Exercise aim: Write the material out again, line by line, exactly as it is.

----------------------------------------

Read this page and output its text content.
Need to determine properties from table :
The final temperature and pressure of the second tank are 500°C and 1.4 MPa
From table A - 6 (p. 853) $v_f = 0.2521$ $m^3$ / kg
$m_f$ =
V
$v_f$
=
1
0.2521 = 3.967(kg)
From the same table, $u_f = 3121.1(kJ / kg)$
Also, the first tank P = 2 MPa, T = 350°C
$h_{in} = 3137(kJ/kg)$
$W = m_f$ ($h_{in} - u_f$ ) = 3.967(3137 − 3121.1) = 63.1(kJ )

----------------------------------------

Answer below:
Read this page and output its text content.
Need to determine properties from table :
The final temperature and pressure of the second tank are 500°C and 1.4 MPa
From table A - 6 (p. 853) $v_f = 0.2521$ $m^3$ / kg
$m_f$ =
V
$v_f$
=
1
0.2521 = 3.967(kg)
From the same table, $u_f = 3121.1(kJ / kg)$
Also, the first tank P = 2 MPa, T = 350°C
$h_{in} = 3137(kJ/kg)$
$W = m_f$ ($h_{in} - u_f$ ) = 3.967(3137 − 3121.1) = 63.1(kJ )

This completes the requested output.